• **WHAT THE TASK REQUIRES**
Keep the pictures out and restate every record exactly.

• **INPUT FOR THIS TASK**
++++++++++++++++++++

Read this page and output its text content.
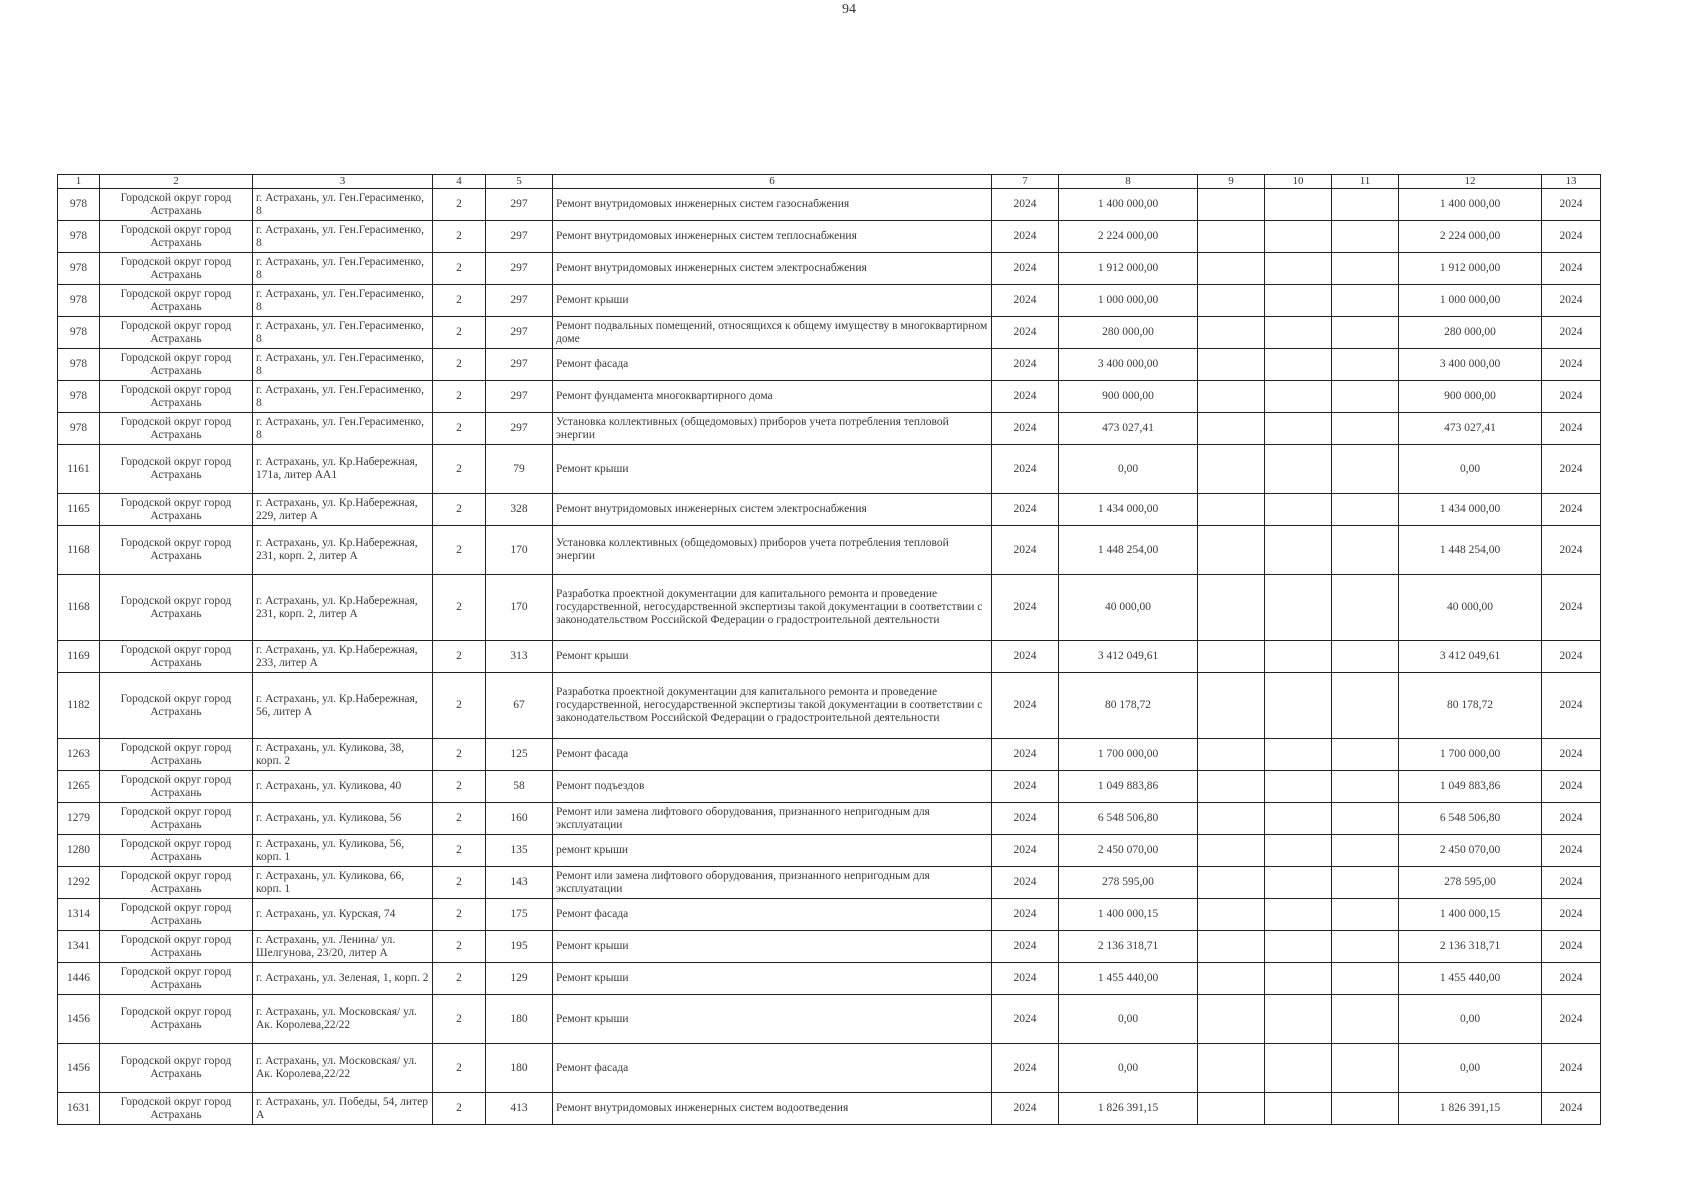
94
1	2	3	4	5	6	7	8	9	10	11	12	13
978	Городской округ город Астрахань	г. Астрахань, ул. Ген.Герасименко, 8	2	297	Ремонт внутридомовых инженерных систем газоснабжения	2024	1 400 000,00				1 400 000,00	2024
978	Городской округ город Астрахань	г. Астрахань, ул. Ген.Герасименко, 8	2	297	Ремонт внутридомовых инженерных систем теплоснабжения	2024	2 224 000,00				2 224 000,00	2024
978	Городской округ город Астрахань	г. Астрахань, ул. Ген.Герасименко, 8	2	297	Ремонт внутридомовых инженерных систем электроснабжения	2024	1 912 000,00				1 912 000,00	2024
978	Городской округ город Астрахань	г. Астрахань, ул. Ген.Герасименко, 8	2	297	Ремонт крыши	2024	1 000 000,00				1 000 000,00	2024
978	Городской округ город Астрахань	г. Астрахань, ул. Ген.Герасименко, 8	2	297	Ремонт подвальных помещений, относящихся к общему имуществу в многоквартирном доме	2024	280 000,00				280 000,00	2024
978	Городской округ город Астрахань	г. Астрахань, ул. Ген.Герасименко, 8	2	297	Ремонт фасада	2024	3 400 000,00				3 400 000,00	2024
978	Городской округ город Астрахань	г. Астрахань, ул. Ген.Герасименко, 8	2	297	Ремонт фундамента многоквартирного дома	2024	900 000,00				900 000,00	2024
978	Городской округ город Астрахань	г. Астрахань, ул. Ген.Герасименко, 8	2	297	Установка коллективных (общедомовых) приборов учета потребления тепловой энергии	2024	473 027,41				473 027,41	2024
1161	Городской округ город Астрахань	г. Астрахань, ул. Кр.Набережная, 171а, литер АА1	2	79	Ремонт крыши	2024	0,00				0,00	2024
1165	Городской округ город Астрахань	г. Астрахань, ул. Кр.Набережная, 229, литер А	2	328	Ремонт внутридомовых инженерных систем электроснабжения	2024	1 434 000,00				1 434 000,00	2024
1168	Городской округ город Астрахань	г. Астрахань, ул. Кр.Набережная, 231, корп. 2, литер А	2	170	Установка коллективных (общедомовых) приборов учета потребления тепловой энергии	2024	1 448 254,00				1 448 254,00	2024
1168	Городской округ город Астрахань	г. Астрахань, ул. Кр.Набережная, 231, корп. 2, литер А	2	170	Разработка проектной документации для капитального ремонта и проведение государственной, негосударственной экспертизы такой документации в соответствии с законодательством Российской Федерации о градостроительной деятельности	2024	40 000,00				40 000,00	2024
1169	Городской округ город Астрахань	г. Астрахань, ул. Кр.Набережная, 233, литер А	2	313	Ремонт крыши	2024	3 412 049,61				3 412 049,61	2024
1182	Городской округ город Астрахань	г. Астрахань, ул. Кр.Набережная, 56, литер А	2	67	Разработка проектной документации для капитального ремонта и проведение государственной, негосударственной экспертизы такой документации в соответствии с законодательством Российской Федерации о градостроительной деятельности	2024	80 178,72				80 178,72	2024
1263	Городской округ город Астрахань	г. Астрахань, ул. Куликова, 38, корп. 2	2	125	Ремонт фасада	2024	1 700 000,00				1 700 000,00	2024
1265	Городской округ город Астрахань	г. Астрахань, ул. Куликова, 40	2	58	Ремонт подъездов	2024	1 049 883,86				1 049 883,86	2024
1279	Городской округ город Астрахань	г. Астрахань, ул. Куликова, 56	2	160	Ремонт или замена лифтового оборудования, признанного непригодным для эксплуатации	2024	6 548 506,80				6 548 506,80	2024
1280	Городской округ город Астрахань	г. Астрахань, ул. Куликова, 56, корп. 1	2	135	ремонт крыши	2024	2 450 070,00				2 450 070,00	2024
1292	Городской округ город Астрахань	г. Астрахань, ул. Куликова, 66, корп. 1	2	143	Ремонт или замена лифтового оборудования, признанного непригодным для эксплуатации	2024	278 595,00				278 595,00	2024
1314	Городской округ город Астрахань	г. Астрахань, ул. Курская, 74	2	175	Ремонт фасада	2024	1 400 000,15				1 400 000,15	2024
1341	Городской округ город Астрахань	г. Астрахань, ул. Ленина/ ул. Шелгунова, 23/20, литер А	2	195	Ремонт крыши	2024	2 136 318,71				2 136 318,71	2024
1446	Городской округ город Астрахань	г. Астрахань, ул. Зеленая, 1, корп. 2	2	129	Ремонт крыши	2024	1 455 440,00				1 455 440,00	2024
1456	Городской округ город Астрахань	г. Астрахань, ул. Московская/ ул. Ак. Королева,22/22	2	180	Ремонт крыши	2024	0,00				0,00	2024
1456	Городской округ город Астрахань	г. Астрахань, ул. Московская/ ул. Ак. Королева,22/22	2	180	Ремонт фасада	2024	0,00				0,00	2024
1631	Городской округ город Астрахань	г. Астрахань, ул. Победы, 54, литер А	2	413	Ремонт внутридомовых инженерных систем водоотведения	2024	1 826 391,15				1 826 391,15	2024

++++++++++++++++++++

• **RESPONSE BELOW**
Read this page and output its text content.
94
1	2	3	4	5	6	7	8	9	10	11	12	13
978	Городской округ город Астрахань	г. Астрахань, ул. Ген.Герасименко, 8	2	297	Ремонт внутридомовых инженерных систем газоснабжения	2024	1 400 000,00				1 400 000,00	2024
978	Городской округ город Астрахань	г. Астрахань, ул. Ген.Герасименко, 8	2	297	Ремонт внутридомовых инженерных систем теплоснабжения	2024	2 224 000,00				2 224 000,00	2024
978	Городской округ город Астрахань	г. Астрахань, ул. Ген.Герасименко, 8	2	297	Ремонт внутридомовых инженерных систем электроснабжения	2024	1 912 000,00				1 912 000,00	2024
978	Городской округ город Астрахань	г. Астрахань, ул. Ген.Герасименко, 8	2	297	Ремонт крыши	2024	1 000 000,00				1 000 000,00	2024
978	Городской округ город Астрахань	г. Астрахань, ул. Ген.Герасименко, 8	2	297	Ремонт подвальных помещений, относящихся к общему имуществу в многоквартирном доме	2024	280 000,00				280 000,00	2024
978	Городской округ город Астрахань	г. Астрахань, ул. Ген.Герасименко, 8	2	297	Ремонт фасада	2024	3 400 000,00				3 400 000,00	2024
978	Городской округ город Астрахань	г. Астрахань, ул. Ген.Герасименко, 8	2	297	Ремонт фундамента многоквартирного дома	2024	900 000,00				900 000,00	2024
978	Городской округ город Астрахань	г. Астрахань, ул. Ген.Герасименко, 8	2	297	Установка коллективных (общедомовых) приборов учета потребления тепловой энергии	2024	473 027,41				473 027,41	2024
1161	Городской округ город Астрахань	г. Астрахань, ул. Кр.Набережная, 171а, литер АА1	2	79	Ремонт крыши	2024	0,00				0,00	2024
1165	Городской округ город Астрахань	г. Астрахань, ул. Кр.Набережная, 229, литер А	2	328	Ремонт внутридомовых инженерных систем электроснабжения	2024	1 434 000,00				1 434 000,00	2024
1168	Городской округ город Астрахань	г. Астрахань, ул. Кр.Набережная, 231, корп. 2, литер А	2	170	Установка коллективных (общедомовых) приборов учета потребления тепловой энергии	2024	1 448 254,00				1 448 254,00	2024
1168	Городской округ город Астрахань	г. Астрахань, ул. Кр.Набережная, 231, корп. 2, литер А	2	170	Разработка проектной документации для капитального ремонта и проведение государственной, негосударственной экспертизы такой документации в соответствии с законодательством Российской Федерации о градостроительной деятельности	2024	40 000,00				40 000,00	2024
1169	Городской округ город Астрахань	г. Астрахань, ул. Кр.Набережная, 233, литер А	2	313	Ремонт крыши	2024	3 412 049,61				3 412 049,61	2024
1182	Городской округ город Астрахань	г. Астрахань, ул. Кр.Набережная, 56, литер А	2	67	Разработка проектной документации для капитального ремонта и проведение государственной, негосударственной экспертизы такой документации в соответствии с законодательством Российской Федерации о градостроительной деятельности	2024	80 178,72				80 178,72	2024
1263	Городской округ город Астрахань	г. Астрахань, ул. Куликова, 38, корп. 2	2	125	Ремонт фасада	2024	1 700 000,00				1 700 000,00	2024
1265	Городской округ город Астрахань	г. Астрахань, ул. Куликова, 40	2	58	Ремонт подъездов	2024	1 049 883,86				1 049 883,86	2024
1279	Городской округ город Астрахань	г. Астрахань, ул. Куликова, 56	2	160	Ремонт или замена лифтового оборудования, признанного непригодным для эксплуатации	2024	6 548 506,80				6 548 506,80	2024
1280	Городской округ город Астрахань	г. Астрахань, ул. Куликова, 56, корп. 1	2	135	ремонт крыши	2024	2 450 070,00				2 450 070,00	2024
1292	Городской округ город Астрахань	г. Астрахань, ул. Куликова, 66, корп. 1	2	143	Ремонт или замена лифтового оборудования, признанного непригодным для эксплуатации	2024	278 595,00				278 595,00	2024
1314	Городской округ город Астрахань	г. Астрахань, ул. Курская, 74	2	175	Ремонт фасада	2024	1 400 000,15				1 400 000,15	2024
1341	Городской округ город Астрахань	г. Астрахань, ул. Ленина/ ул. Шелгунова, 23/20, литер А	2	195	Ремонт крыши	2024	2 136 318,71				2 136 318,71	2024
1446	Городской округ город Астрахань	г. Астрахань, ул. Зеленая, 1, корп. 2	2	129	Ремонт крыши	2024	1 455 440,00				1 455 440,00	2024
1456	Городской округ город Астрахань	г. Астрахань, ул. Московская/ ул. Ак. Королева,22/22	2	180	Ремонт крыши	2024	0,00				0,00	2024
1456	Городской округ город Астрахань	г. Астрахань, ул. Московская/ ул. Ак. Королева,22/22	2	180	Ремонт фасада	2024	0,00				0,00	2024
1631	Городской округ город Астрахань	г. Астрахань, ул. Победы, 54, литер А	2	413	Ремонт внутридомовых инженерных систем водоотведения	2024	1 826 391,15				1 826 391,15	2024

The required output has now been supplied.